* START SOURCE DATA *

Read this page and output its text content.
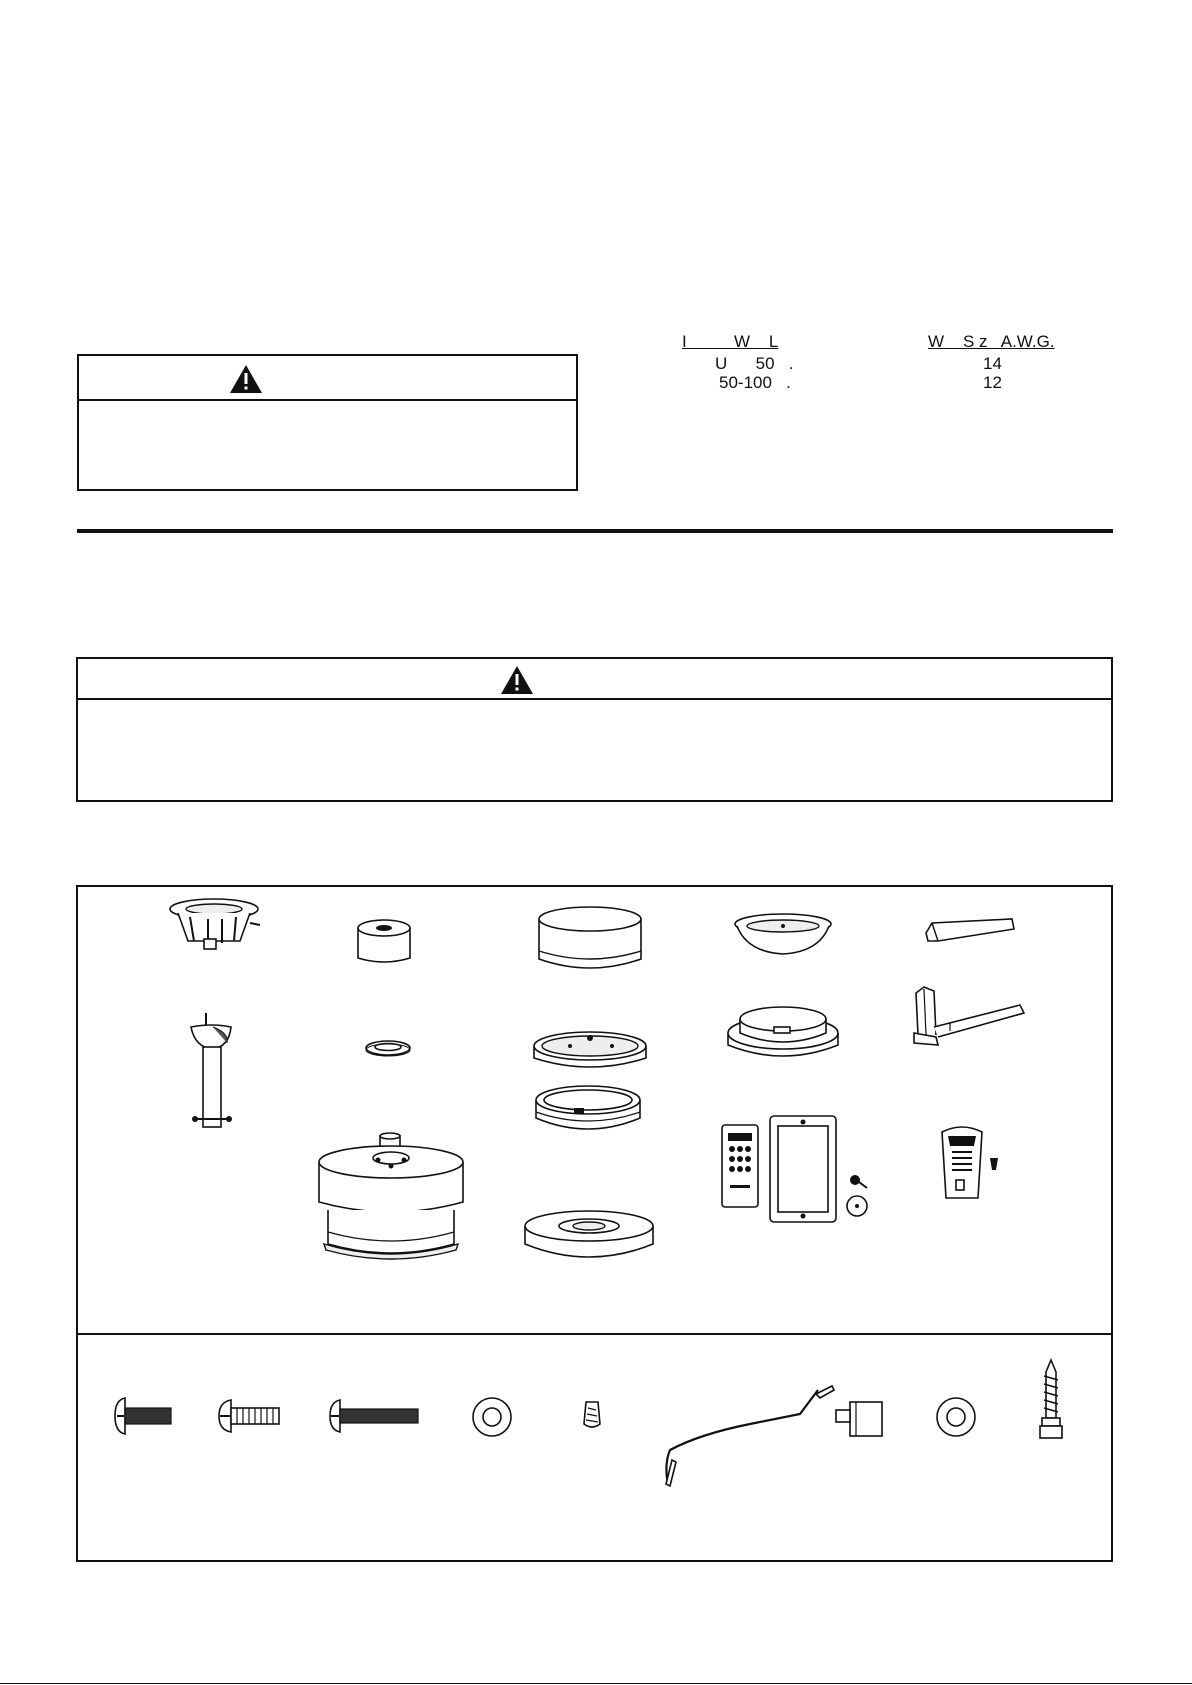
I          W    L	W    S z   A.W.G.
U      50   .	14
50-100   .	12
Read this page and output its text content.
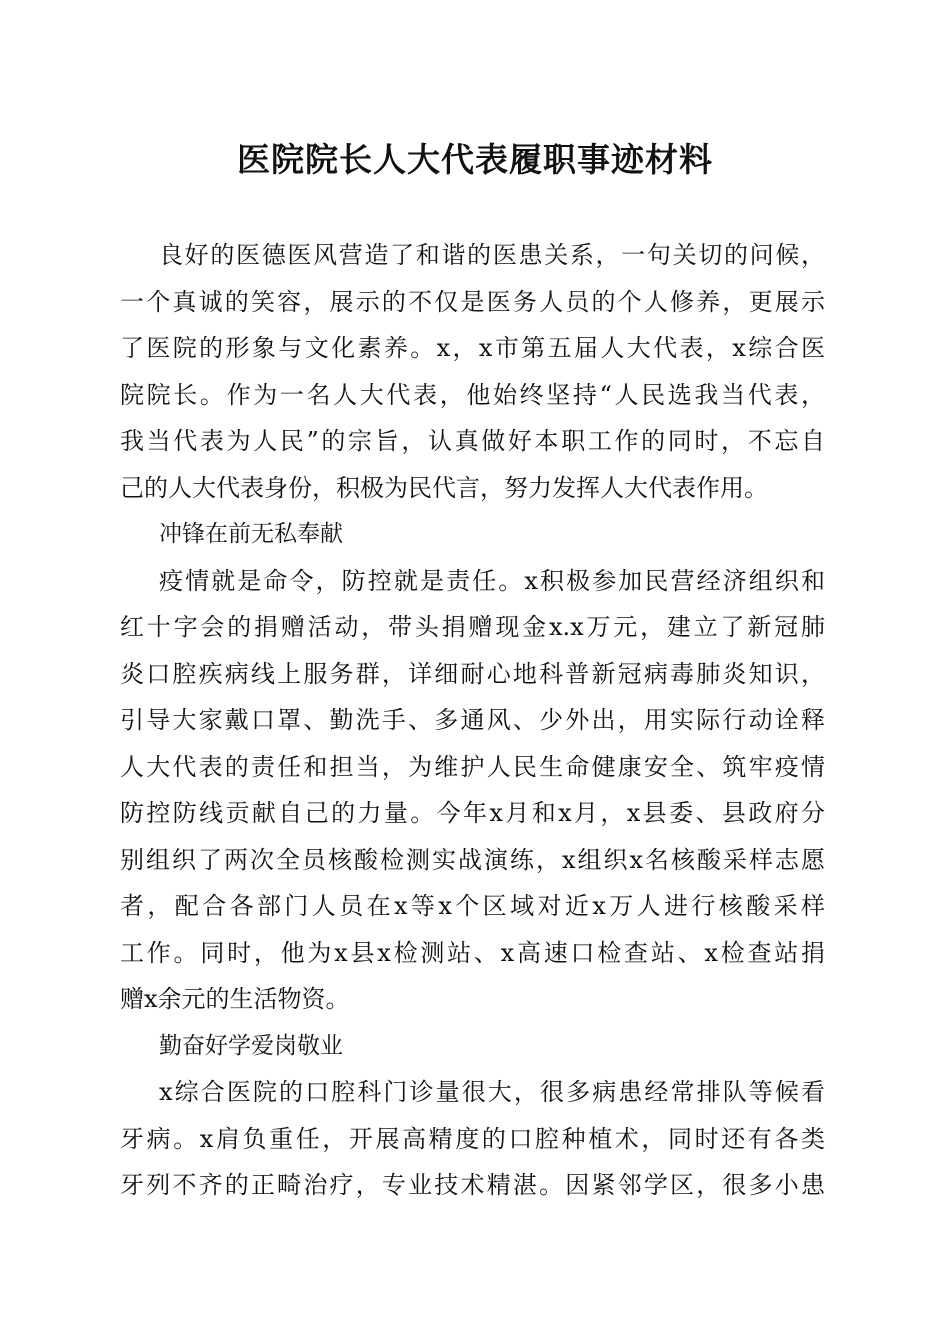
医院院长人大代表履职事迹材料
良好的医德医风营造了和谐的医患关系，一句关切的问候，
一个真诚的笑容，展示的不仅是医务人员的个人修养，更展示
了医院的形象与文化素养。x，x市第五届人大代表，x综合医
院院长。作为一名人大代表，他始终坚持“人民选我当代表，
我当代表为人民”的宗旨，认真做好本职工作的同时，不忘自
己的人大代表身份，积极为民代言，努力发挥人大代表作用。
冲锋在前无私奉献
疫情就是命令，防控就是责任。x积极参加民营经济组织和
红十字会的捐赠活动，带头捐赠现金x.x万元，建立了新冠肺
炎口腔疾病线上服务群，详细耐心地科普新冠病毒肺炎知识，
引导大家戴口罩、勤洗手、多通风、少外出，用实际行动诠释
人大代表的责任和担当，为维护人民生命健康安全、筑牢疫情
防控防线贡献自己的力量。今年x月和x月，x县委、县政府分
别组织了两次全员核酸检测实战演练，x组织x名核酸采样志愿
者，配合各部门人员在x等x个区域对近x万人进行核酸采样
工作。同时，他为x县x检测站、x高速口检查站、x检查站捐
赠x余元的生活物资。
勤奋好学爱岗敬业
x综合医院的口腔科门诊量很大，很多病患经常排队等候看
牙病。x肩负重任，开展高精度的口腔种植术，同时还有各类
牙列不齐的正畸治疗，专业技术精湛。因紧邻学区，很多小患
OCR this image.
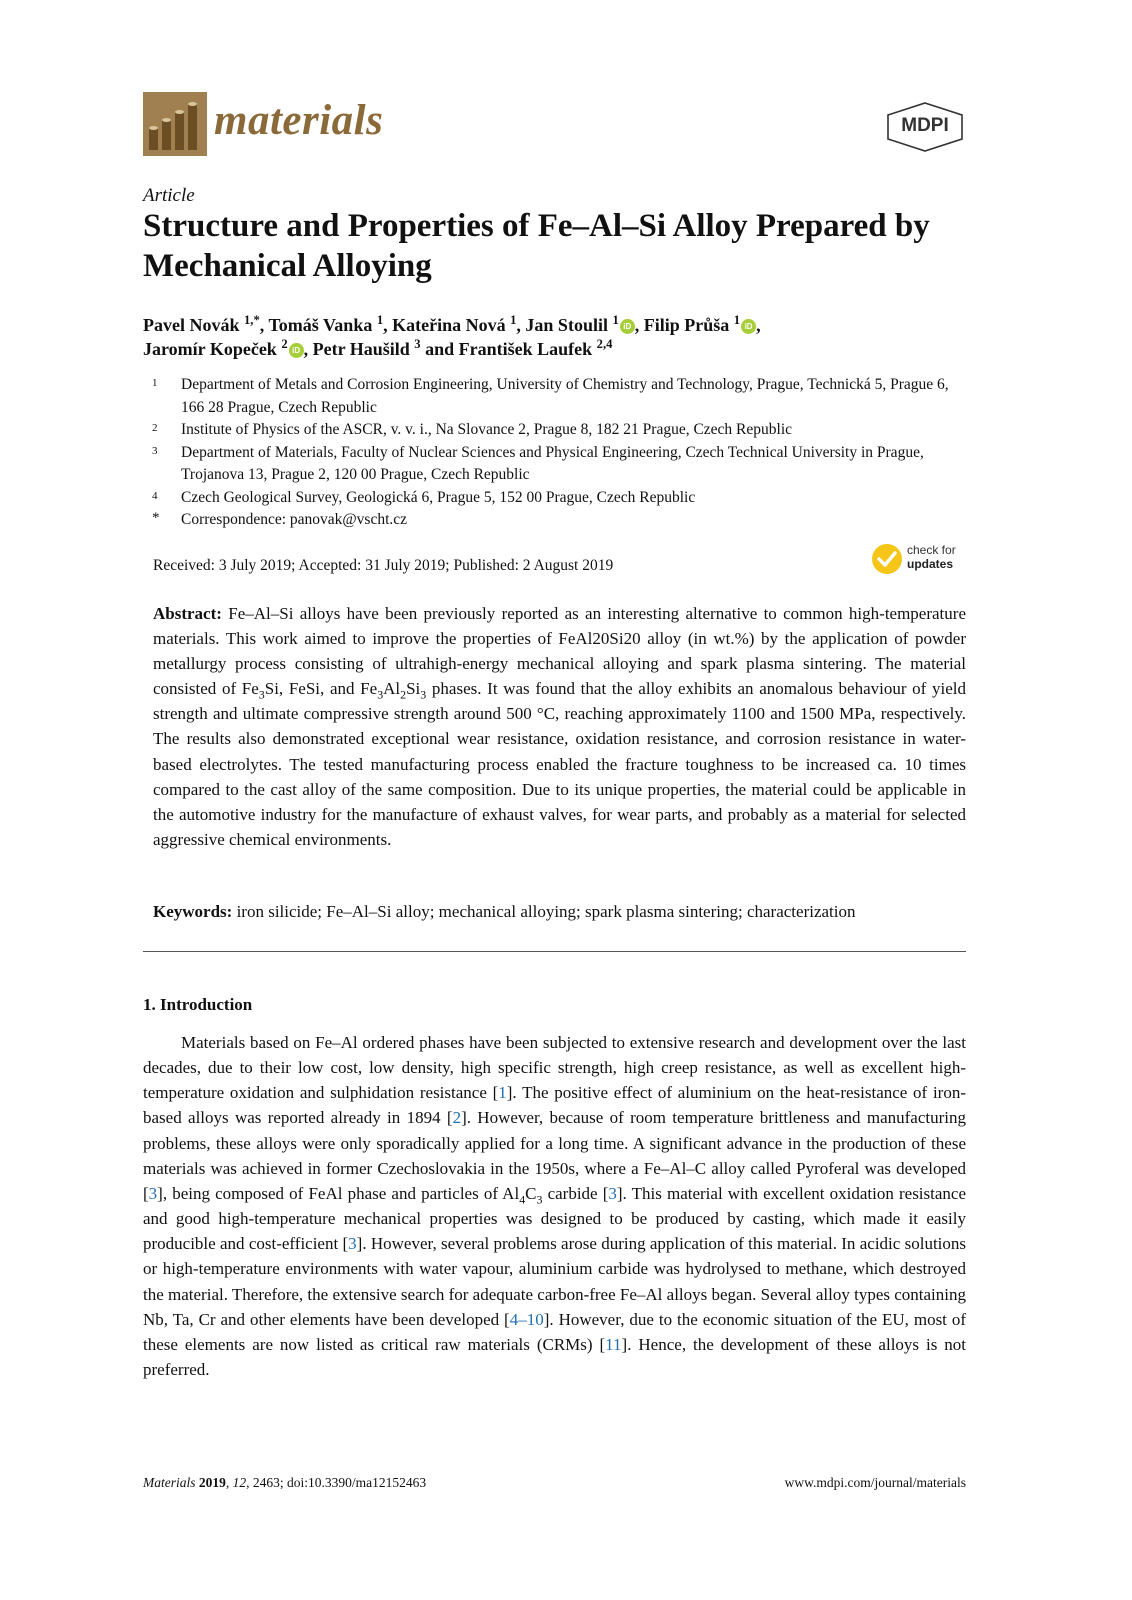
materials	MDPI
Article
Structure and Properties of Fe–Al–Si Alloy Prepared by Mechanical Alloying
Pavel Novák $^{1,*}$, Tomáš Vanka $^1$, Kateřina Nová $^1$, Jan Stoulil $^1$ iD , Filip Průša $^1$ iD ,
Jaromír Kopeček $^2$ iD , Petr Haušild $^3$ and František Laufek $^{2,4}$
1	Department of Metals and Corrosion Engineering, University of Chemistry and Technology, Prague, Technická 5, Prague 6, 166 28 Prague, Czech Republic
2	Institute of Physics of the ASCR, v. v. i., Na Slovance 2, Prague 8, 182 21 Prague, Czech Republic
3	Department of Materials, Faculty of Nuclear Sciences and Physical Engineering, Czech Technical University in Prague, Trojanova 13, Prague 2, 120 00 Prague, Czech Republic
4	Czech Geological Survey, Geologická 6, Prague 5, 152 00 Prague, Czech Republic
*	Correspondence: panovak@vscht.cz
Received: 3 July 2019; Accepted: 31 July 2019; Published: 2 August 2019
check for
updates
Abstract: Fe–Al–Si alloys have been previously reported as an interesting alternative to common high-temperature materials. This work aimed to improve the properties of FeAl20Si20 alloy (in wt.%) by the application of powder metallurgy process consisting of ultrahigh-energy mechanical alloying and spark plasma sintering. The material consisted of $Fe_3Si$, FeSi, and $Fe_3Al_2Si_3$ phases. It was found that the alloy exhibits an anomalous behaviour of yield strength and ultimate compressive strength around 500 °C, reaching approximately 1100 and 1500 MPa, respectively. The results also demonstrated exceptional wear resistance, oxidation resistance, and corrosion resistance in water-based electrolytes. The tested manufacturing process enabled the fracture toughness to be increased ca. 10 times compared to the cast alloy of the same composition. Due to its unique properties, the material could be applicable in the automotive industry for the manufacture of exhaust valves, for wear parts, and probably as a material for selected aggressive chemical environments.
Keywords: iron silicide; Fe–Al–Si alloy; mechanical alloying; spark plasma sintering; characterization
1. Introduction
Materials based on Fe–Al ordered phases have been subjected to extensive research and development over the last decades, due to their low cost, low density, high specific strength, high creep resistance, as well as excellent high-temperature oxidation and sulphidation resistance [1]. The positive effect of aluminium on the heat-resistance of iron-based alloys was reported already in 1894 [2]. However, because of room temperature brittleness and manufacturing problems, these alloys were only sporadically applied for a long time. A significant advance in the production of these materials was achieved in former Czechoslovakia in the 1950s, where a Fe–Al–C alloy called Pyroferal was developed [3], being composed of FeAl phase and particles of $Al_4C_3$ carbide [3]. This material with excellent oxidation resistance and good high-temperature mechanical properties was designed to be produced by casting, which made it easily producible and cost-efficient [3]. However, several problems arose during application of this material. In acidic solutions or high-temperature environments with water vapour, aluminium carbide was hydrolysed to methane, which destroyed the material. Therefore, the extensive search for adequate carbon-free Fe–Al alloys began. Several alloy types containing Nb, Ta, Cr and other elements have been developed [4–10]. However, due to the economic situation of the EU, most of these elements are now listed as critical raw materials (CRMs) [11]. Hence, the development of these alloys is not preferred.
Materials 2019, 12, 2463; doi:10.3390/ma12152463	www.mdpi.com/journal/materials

* END SOURCE DATA *

▸ AIM
Reproduce each line exactly as it appears, omitting the pictures.

▸ ANSWER TO THE TASK
Read this page and output its text content.
I          W    L	W    S z   A.W.G.
U      50   .	14
50-100   .	12
Read this page and output its text content.
医院院长人大代表履职事迹材料
良好的医德医风营造了和谐的医患关系，一句关切的问候，
一个真诚的笑容，展示的不仅是医务人员的个人修养，更展示
了医院的形象与文化素养。x，x市第五届人大代表，x综合医
院院长。作为一名人大代表，他始终坚持“人民选我当代表，
我当代表为人民”的宗旨，认真做好本职工作的同时，不忘自
己的人大代表身份，积极为民代言，努力发挥人大代表作用。
冲锋在前无私奉献
疫情就是命令，防控就是责任。x积极参加民营经济组织和
红十字会的捐赠活动，带头捐赠现金x.x万元，建立了新冠肺
炎口腔疾病线上服务群，详细耐心地科普新冠病毒肺炎知识，
引导大家戴口罩、勤洗手、多通风、少外出，用实际行动诠释
人大代表的责任和担当，为维护人民生命健康安全、筑牢疫情
防控防线贡献自己的力量。今年x月和x月，x县委、县政府分
别组织了两次全员核酸检测实战演练，x组织x名核酸采样志愿
者，配合各部门人员在x等x个区域对近x万人进行核酸采样
工作。同时，他为x县x检测站、x高速口检查站、x检查站捐
赠x余元的生活物资。
勤奋好学爱岗敬业
x综合医院的口腔科门诊量很大，很多病患经常排队等候看
牙病。x肩负重任，开展高精度的口腔种植术，同时还有各类
牙列不齐的正畸治疗，专业技术精湛。因紧邻学区，很多小患
OCR this image.
materials	MDPI
Article
Structure and Properties of Fe–Al–Si Alloy Prepared by Mechanical Alloying
Pavel Novák $^{1,*}$, Tomáš Vanka $^1$, Kateřina Nová $^1$, Jan Stoulil $^1$ iD , Filip Průša $^1$ iD ,
Jaromír Kopeček $^2$ iD , Petr Haušild $^3$ and František Laufek $^{2,4}$
1	Department of Metals and Corrosion Engineering, University of Chemistry and Technology, Prague, Technická 5, Prague 6, 166 28 Prague, Czech Republic
2	Institute of Physics of the ASCR, v. v. i., Na Slovance 2, Prague 8, 182 21 Prague, Czech Republic
3	Department of Materials, Faculty of Nuclear Sciences and Physical Engineering, Czech Technical University in Prague, Trojanova 13, Prague 2, 120 00 Prague, Czech Republic
4	Czech Geological Survey, Geologická 6, Prague 5, 152 00 Prague, Czech Republic
*	Correspondence: panovak@vscht.cz
Received: 3 July 2019; Accepted: 31 July 2019; Published: 2 August 2019
check for
updates
Abstract: Fe–Al–Si alloys have been previously reported as an interesting alternative to common high-temperature materials. This work aimed to improve the properties of FeAl20Si20 alloy (in wt.%) by the application of powder metallurgy process consisting of ultrahigh-energy mechanical alloying and spark plasma sintering. The material consisted of $Fe_3Si$, FeSi, and $Fe_3Al_2Si_3$ phases. It was found that the alloy exhibits an anomalous behaviour of yield strength and ultimate compressive strength around 500 °C, reaching approximately 1100 and 1500 MPa, respectively. The results also demonstrated exceptional wear resistance, oxidation resistance, and corrosion resistance in water-based electrolytes. The tested manufacturing process enabled the fracture toughness to be increased ca. 10 times compared to the cast alloy of the same composition. Due to its unique properties, the material could be applicable in the automotive industry for the manufacture of exhaust valves, for wear parts, and probably as a material for selected aggressive chemical environments.
Keywords: iron silicide; Fe–Al–Si alloy; mechanical alloying; spark plasma sintering; characterization
1. Introduction
Materials based on Fe–Al ordered phases have been subjected to extensive research and development over the last decades, due to their low cost, low density, high specific strength, high creep resistance, as well as excellent high-temperature oxidation and sulphidation resistance [1]. The positive effect of aluminium on the heat-resistance of iron-based alloys was reported already in 1894 [2]. However, because of room temperature brittleness and manufacturing problems, these alloys were only sporadically applied for a long time. A significant advance in the production of these materials was achieved in former Czechoslovakia in the 1950s, where a Fe–Al–C alloy called Pyroferal was developed [3], being composed of FeAl phase and particles of $Al_4C_3$ carbide [3]. This material with excellent oxidation resistance and good high-temperature mechanical properties was designed to be produced by casting, which made it easily producible and cost-efficient [3]. However, several problems arose during application of this material. In acidic solutions or high-temperature environments with water vapour, aluminium carbide was hydrolysed to methane, which destroyed the material. Therefore, the extensive search for adequate carbon-free Fe–Al alloys began. Several alloy types containing Nb, Ta, Cr and other elements have been developed [4–10]. However, due to the economic situation of the EU, most of these elements are now listed as critical raw materials (CRMs) [11]. Hence, the development of these alloys is not preferred.
Materials 2019, 12, 2463; doi:10.3390/ma12152463	www.mdpi.com/journal/materials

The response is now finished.